'''
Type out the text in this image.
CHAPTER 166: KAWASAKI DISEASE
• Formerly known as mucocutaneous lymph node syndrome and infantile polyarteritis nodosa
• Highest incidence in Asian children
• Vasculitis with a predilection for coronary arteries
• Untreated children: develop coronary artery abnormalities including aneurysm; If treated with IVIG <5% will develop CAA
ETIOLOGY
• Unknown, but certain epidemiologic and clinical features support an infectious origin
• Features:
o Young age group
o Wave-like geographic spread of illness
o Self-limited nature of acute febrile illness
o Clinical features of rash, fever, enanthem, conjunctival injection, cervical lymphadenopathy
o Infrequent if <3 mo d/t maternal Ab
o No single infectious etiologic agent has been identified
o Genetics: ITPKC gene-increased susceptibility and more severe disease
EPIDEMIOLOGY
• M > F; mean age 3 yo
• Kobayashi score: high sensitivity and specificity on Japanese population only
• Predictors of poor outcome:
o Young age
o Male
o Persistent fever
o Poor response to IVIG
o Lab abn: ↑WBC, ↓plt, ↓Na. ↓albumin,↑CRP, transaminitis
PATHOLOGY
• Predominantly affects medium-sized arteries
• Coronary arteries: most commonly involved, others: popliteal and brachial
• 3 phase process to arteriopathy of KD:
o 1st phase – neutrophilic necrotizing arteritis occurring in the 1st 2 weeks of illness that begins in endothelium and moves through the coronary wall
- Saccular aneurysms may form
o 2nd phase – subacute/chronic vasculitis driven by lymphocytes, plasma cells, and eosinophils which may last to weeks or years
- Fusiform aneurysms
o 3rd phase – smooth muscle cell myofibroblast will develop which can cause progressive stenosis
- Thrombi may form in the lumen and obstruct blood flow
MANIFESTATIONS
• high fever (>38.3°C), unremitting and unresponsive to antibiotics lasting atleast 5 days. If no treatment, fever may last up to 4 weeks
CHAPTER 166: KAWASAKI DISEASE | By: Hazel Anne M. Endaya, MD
'''
* Work required: Return each line from the entries above that includes "infectious".

* Answer space:
• Unknown, but certain epidemiologic and clinical features support an infectious origin
o No single infectious etiologic agent has been identified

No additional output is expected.